__Task statement__.
Gather from the listing below each line that includes the word "this", and copy it.
** begin Given records **
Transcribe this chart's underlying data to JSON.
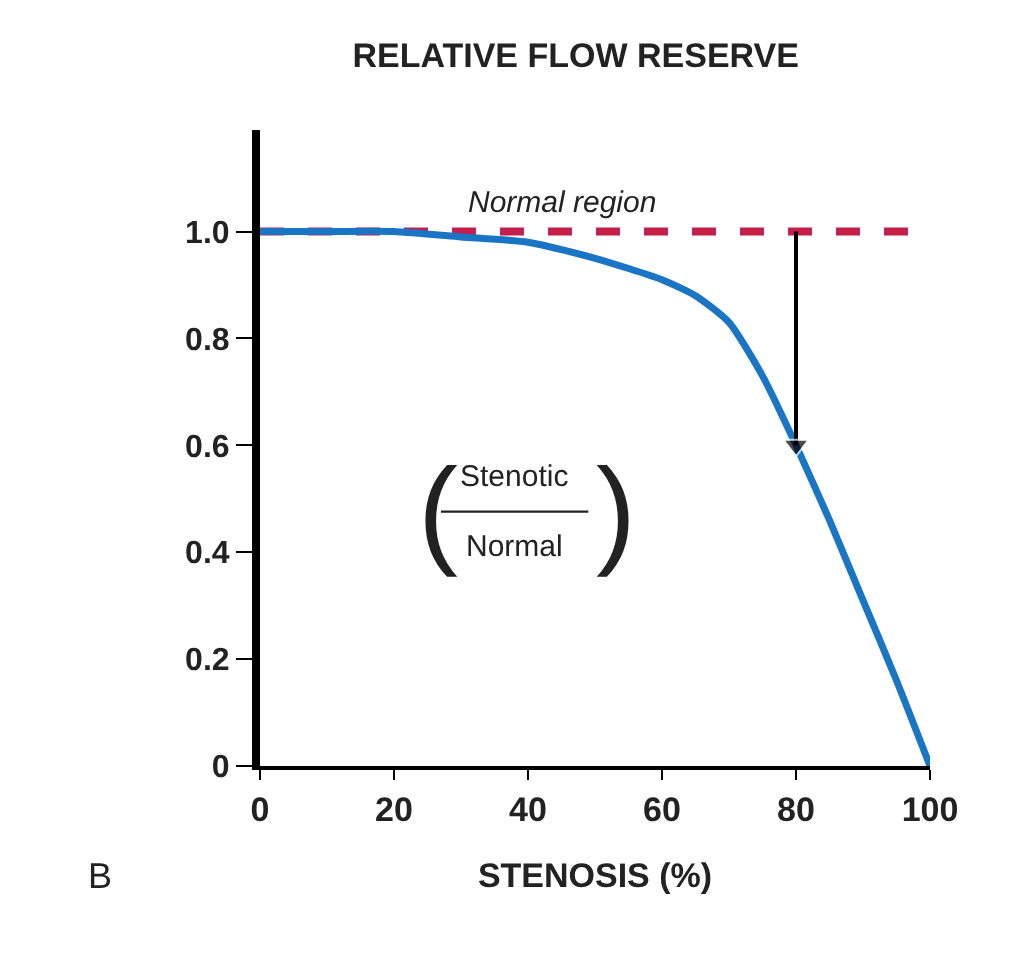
{
  "chart_data": {
    "type": "line",
    "title": "RELATIVE FLOW RESERVE",
    "xlabel": "STENOSIS (%)",
    "x": [
      0,
      10,
      20,
      30,
      40,
      50,
      60,
      65,
      70,
      75,
      80,
      85,
      90,
      95,
      100
    ],
    "series": [
      {
        "color": "#1a75c4",
        "values": [
          1.0,
          1.0,
          1.0,
          0.99,
          0.98,
          0.95,
          0.91,
          0.88,
          0.83,
          0.73,
          0.6,
          0.46,
          0.31,
          0.16,
          0.0
        ]
      },
      {
        "type": "line",
        "color": "#000000",
        "x": [
          80,
          80
        ],
        "values": [
          1.0,
          0.6
        ],
        "marker": "triangle"
      }
    ],
    "xlim": [
      0,
      100
    ],
    "ylim": [
      0,
      1.19
    ],
    "xticks": [
      0,
      20,
      40,
      60,
      80,
      100
    ],
    "yticks": [
      {
        "value": 0,
        "label": "0"
      },
      0.2,
      0.4,
      0.6,
      0.8,
      {
        "value": 1,
        "label": "1.0"
      }
    ],
    "ref_lines": [
      {
        "axis": "y",
        "value": 1.0,
        "label": "Normal region",
        "color": "#c41e4e",
        "line_style": "dashed"
      }
    ],
    "annotations": [
      "(",
      "Stenotic",
      "Normal",
      ")",
      "B"
    ],
    "marker": "none",
    "line_style": "solid"
  }
}
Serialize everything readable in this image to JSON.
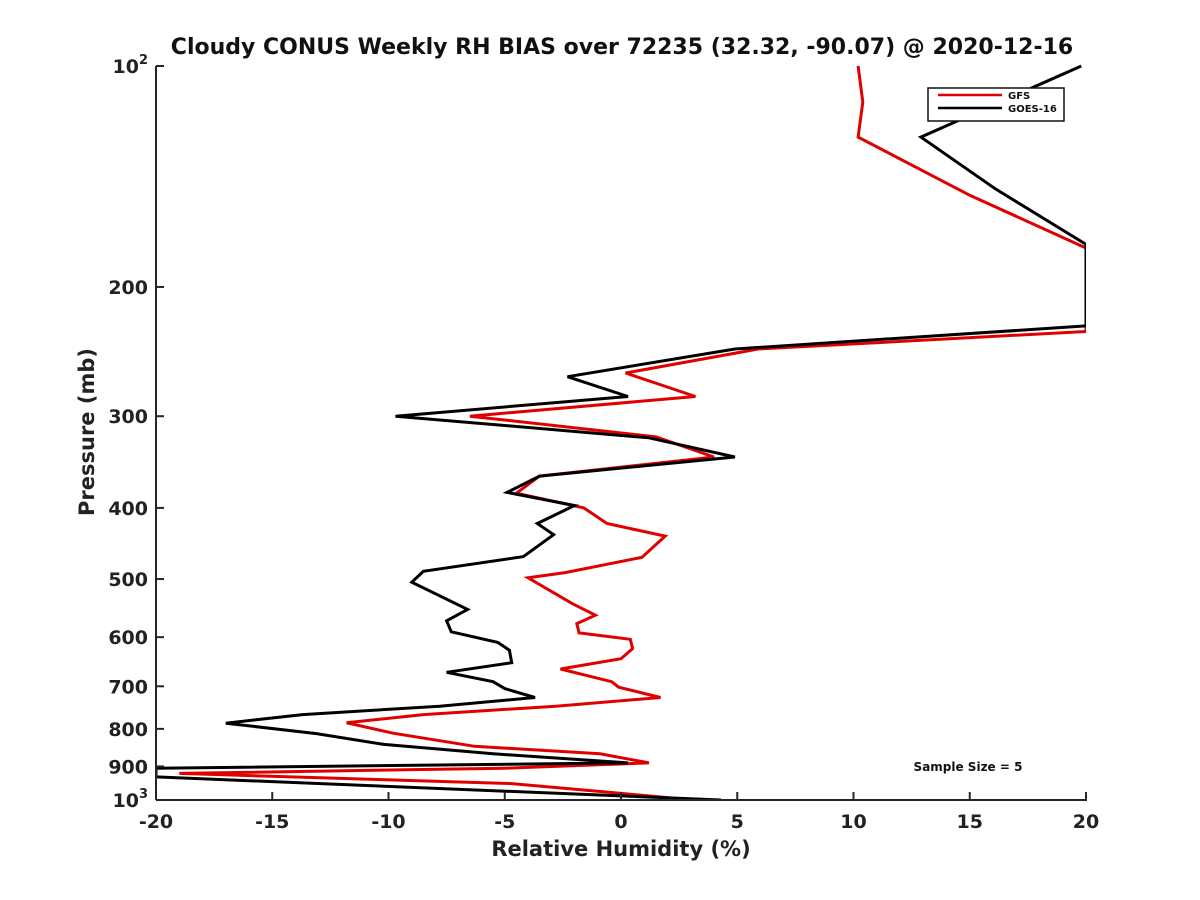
{
  "chart_data": {
    "type": "line",
    "title": "Cloudy CONUS Weekly RH BIAS over 72235 (32.32, -90.07) @ 2020-12-16",
    "xlabel": "Relative Humidity (%)",
    "ylabel": "Pressure (mb)",
    "xlim": [
      -20,
      20
    ],
    "ylim": [
      100,
      1000
    ],
    "yscale": "log",
    "yreverse": true,
    "x_ticks": [
      -20,
      -15,
      -10,
      -5,
      0,
      5,
      10,
      15,
      20
    ],
    "x_tick_labels": [
      "-20",
      "-15",
      "-10",
      "-5",
      "0",
      "5",
      "10",
      "15",
      "20"
    ],
    "y_ticks": [
      100,
      200,
      300,
      400,
      500,
      600,
      700,
      800,
      900,
      1000
    ],
    "y_tick_labels": [
      {
        "base": "10",
        "exp": "2"
      },
      {
        "base": "200"
      },
      {
        "base": "300"
      },
      {
        "base": "400"
      },
      {
        "base": "500"
      },
      {
        "base": "600"
      },
      {
        "base": "700"
      },
      {
        "base": "800"
      },
      {
        "base": "900"
      },
      {
        "base": "10",
        "exp": "3"
      }
    ],
    "annotation": "Sample Size = 5",
    "legend_position": "top-right",
    "series": [
      {
        "name": "GFS",
        "color": "#e00000",
        "points": [
          [
            10.2,
            100
          ],
          [
            10.4,
            112
          ],
          [
            10.2,
            125
          ],
          [
            15.0,
            150
          ],
          [
            20.0,
            177
          ],
          [
            20.0,
            230
          ],
          [
            5.9,
            243
          ],
          [
            0.2,
            262
          ],
          [
            3.2,
            282
          ],
          [
            -6.5,
            300
          ],
          [
            1.5,
            320
          ],
          [
            4.0,
            341
          ],
          [
            -3.5,
            362
          ],
          [
            -4.5,
            382
          ],
          [
            -1.6,
            400
          ],
          [
            -0.6,
            420
          ],
          [
            1.9,
            437
          ],
          [
            0.9,
            467
          ],
          [
            -2.4,
            490
          ],
          [
            -4.0,
            498
          ],
          [
            -2.1,
            540
          ],
          [
            -1.1,
            560
          ],
          [
            -1.9,
            575
          ],
          [
            -1.8,
            592
          ],
          [
            0.4,
            604
          ],
          [
            0.5,
            622
          ],
          [
            0.0,
            642
          ],
          [
            -2.6,
            663
          ],
          [
            -0.4,
            690
          ],
          [
            -0.1,
            702
          ],
          [
            1.7,
            725
          ],
          [
            -2.8,
            745
          ],
          [
            -8.5,
            765
          ],
          [
            -11.8,
            785
          ],
          [
            -9.8,
            811
          ],
          [
            -6.3,
            845
          ],
          [
            -0.9,
            865
          ],
          [
            1.2,
            890
          ],
          [
            -5.0,
            905
          ],
          [
            -19.0,
            920
          ],
          [
            -4.7,
            950
          ],
          [
            -0.7,
            975
          ],
          [
            3.1,
            1000
          ]
        ]
      },
      {
        "name": "GOES-16",
        "color": "#000000",
        "points": [
          [
            19.8,
            100
          ],
          [
            12.9,
            125
          ],
          [
            16.1,
            147
          ],
          [
            20.0,
            175
          ],
          [
            20.0,
            226
          ],
          [
            4.9,
            243
          ],
          [
            -2.3,
            265
          ],
          [
            0.3,
            282
          ],
          [
            -9.7,
            300
          ],
          [
            1.2,
            321
          ],
          [
            4.9,
            341
          ],
          [
            -3.5,
            362
          ],
          [
            -4.9,
            381
          ],
          [
            -2.0,
            397
          ],
          [
            -3.6,
            420
          ],
          [
            -2.9,
            435
          ],
          [
            -4.2,
            466
          ],
          [
            -8.5,
            488
          ],
          [
            -9.0,
            505
          ],
          [
            -6.6,
            550
          ],
          [
            -7.5,
            570
          ],
          [
            -7.3,
            590
          ],
          [
            -5.3,
            610
          ],
          [
            -4.8,
            625
          ],
          [
            -4.7,
            650
          ],
          [
            -7.5,
            670
          ],
          [
            -5.5,
            690
          ],
          [
            -5.0,
            705
          ],
          [
            -3.7,
            725
          ],
          [
            -7.8,
            745
          ],
          [
            -13.7,
            765
          ],
          [
            -17.0,
            786
          ],
          [
            -13.1,
            812
          ],
          [
            -10.2,
            840
          ],
          [
            -5.5,
            865
          ],
          [
            0.3,
            890
          ],
          [
            -20.0,
            905
          ],
          [
            -20.0,
            930
          ],
          [
            4.3,
            1000
          ]
        ]
      }
    ]
  }
}
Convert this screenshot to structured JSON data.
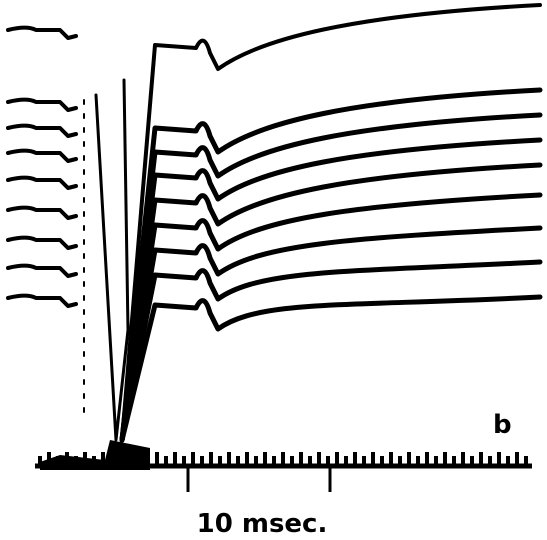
{
  "panel_label": "b",
  "scale_bar_label": "10 msec."
}
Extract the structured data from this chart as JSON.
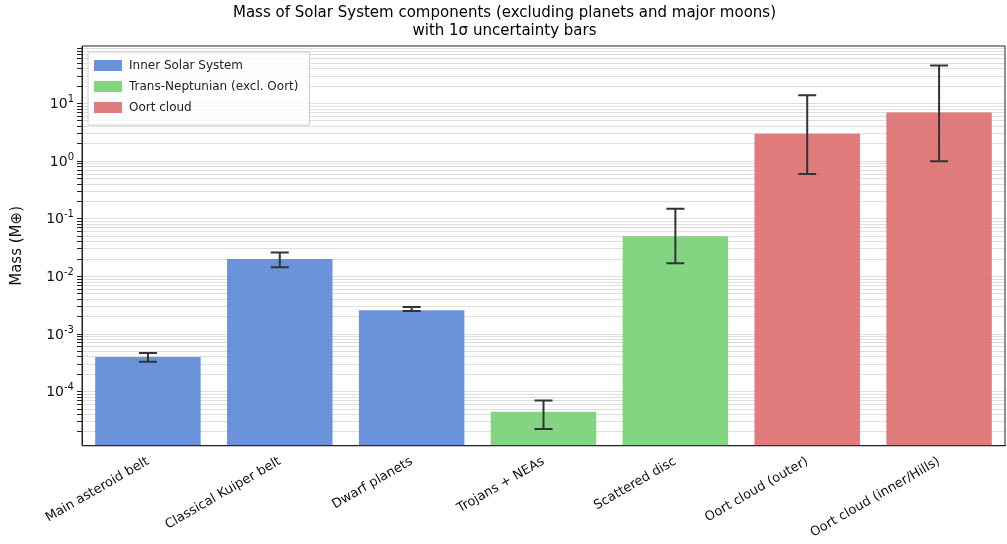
** end Given records **
__Solved problem__.
Transcribe this chart's underlying data to JSON.
Serialize everything readable in this image to JSON.
Convert this screenshot to structured JSON data.
Extract the structured data from this chart as JSON.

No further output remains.